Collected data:
• • • • • • •

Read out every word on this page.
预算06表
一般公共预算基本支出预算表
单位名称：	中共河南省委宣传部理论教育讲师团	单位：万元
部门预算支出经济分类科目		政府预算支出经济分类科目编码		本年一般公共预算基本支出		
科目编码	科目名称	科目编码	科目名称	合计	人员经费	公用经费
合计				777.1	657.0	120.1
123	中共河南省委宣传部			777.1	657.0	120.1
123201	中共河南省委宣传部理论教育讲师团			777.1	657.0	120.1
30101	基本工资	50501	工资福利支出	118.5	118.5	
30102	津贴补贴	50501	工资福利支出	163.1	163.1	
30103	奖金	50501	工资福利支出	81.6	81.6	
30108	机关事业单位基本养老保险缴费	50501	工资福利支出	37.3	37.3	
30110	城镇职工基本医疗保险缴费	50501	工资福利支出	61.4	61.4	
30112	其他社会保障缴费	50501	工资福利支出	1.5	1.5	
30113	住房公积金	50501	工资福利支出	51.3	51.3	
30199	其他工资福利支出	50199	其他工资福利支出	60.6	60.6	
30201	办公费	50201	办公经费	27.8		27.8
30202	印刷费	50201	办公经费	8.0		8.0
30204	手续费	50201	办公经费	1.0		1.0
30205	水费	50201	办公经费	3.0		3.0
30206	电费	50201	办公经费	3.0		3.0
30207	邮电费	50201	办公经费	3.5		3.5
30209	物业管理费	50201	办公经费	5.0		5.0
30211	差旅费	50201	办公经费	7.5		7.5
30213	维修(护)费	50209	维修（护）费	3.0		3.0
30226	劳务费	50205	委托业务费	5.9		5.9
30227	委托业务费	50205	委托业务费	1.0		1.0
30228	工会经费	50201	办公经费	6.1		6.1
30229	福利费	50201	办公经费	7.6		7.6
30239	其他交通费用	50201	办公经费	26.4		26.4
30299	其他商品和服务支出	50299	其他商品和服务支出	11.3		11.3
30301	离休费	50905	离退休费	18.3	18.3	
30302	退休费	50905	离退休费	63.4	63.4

• • • • • • •

*TASK DETAILS*
Copy every line in the entries above that has the string "委托业务费" in it.

*ANSWER TO THE PROBLEM*
30226	劳务费	50205	委托业务费	5.9		5.9
30227	委托业务费	50205	委托业务费	1.0		1.0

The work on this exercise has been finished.